Data records
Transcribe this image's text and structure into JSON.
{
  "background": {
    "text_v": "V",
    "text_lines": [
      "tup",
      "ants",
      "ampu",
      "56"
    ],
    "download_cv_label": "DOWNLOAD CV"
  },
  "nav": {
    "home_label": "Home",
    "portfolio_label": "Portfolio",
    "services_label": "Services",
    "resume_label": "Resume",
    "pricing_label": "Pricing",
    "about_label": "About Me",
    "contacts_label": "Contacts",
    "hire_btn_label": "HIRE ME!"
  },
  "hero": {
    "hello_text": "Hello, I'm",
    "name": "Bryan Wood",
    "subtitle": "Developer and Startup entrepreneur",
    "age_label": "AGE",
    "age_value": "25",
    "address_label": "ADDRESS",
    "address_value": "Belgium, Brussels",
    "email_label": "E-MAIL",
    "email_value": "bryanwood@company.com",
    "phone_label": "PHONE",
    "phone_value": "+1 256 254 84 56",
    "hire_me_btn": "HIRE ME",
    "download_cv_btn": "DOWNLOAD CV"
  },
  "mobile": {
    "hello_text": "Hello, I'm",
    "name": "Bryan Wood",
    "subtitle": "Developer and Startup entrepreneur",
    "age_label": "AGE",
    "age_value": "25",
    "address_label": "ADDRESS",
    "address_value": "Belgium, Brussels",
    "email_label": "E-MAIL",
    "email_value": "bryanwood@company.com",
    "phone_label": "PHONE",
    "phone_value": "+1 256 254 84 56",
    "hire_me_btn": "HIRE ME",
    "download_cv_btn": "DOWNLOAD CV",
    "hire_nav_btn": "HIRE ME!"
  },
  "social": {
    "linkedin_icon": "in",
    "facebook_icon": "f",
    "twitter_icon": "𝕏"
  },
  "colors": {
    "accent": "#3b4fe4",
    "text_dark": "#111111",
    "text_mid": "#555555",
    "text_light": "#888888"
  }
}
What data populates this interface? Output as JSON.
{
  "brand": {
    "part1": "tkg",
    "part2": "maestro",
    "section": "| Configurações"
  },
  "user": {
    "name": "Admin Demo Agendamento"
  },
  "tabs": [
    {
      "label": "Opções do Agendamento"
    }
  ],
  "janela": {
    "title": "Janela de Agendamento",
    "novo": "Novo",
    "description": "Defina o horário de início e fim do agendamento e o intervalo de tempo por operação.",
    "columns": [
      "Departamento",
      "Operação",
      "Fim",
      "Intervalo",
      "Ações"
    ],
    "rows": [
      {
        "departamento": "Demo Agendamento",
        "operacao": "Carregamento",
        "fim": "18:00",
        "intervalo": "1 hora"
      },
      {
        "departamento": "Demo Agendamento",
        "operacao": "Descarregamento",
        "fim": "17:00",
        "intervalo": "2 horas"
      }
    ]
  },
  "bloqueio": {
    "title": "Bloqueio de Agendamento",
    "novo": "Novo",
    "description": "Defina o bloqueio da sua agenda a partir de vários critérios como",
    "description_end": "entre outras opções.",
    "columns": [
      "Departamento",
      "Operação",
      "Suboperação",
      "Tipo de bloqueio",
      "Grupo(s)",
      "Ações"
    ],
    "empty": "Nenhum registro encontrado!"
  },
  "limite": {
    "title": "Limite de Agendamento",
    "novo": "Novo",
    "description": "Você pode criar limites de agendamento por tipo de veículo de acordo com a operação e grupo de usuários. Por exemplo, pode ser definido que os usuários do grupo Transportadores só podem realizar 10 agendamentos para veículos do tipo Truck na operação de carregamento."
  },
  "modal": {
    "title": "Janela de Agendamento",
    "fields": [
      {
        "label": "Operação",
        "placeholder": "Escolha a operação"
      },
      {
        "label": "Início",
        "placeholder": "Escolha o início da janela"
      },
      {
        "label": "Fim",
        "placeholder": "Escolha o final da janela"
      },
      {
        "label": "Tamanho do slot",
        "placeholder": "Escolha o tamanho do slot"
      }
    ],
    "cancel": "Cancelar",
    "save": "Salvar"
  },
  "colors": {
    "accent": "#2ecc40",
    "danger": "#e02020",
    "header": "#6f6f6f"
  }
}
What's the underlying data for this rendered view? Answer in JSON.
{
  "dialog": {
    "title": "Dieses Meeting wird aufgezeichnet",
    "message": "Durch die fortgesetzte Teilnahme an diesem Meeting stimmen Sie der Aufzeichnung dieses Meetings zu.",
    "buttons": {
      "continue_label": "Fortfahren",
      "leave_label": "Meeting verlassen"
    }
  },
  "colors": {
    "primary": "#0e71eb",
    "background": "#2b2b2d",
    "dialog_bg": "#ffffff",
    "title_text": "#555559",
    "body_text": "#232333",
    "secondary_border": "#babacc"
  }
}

Prompt: Which lines include the word "DOWNLOAD"? List them all.

Completed task:
    "download_cv_label": "DOWNLOAD CV"
    "download_cv_btn": "DOWNLOAD CV"
    "download_cv_btn": "DOWNLOAD CV",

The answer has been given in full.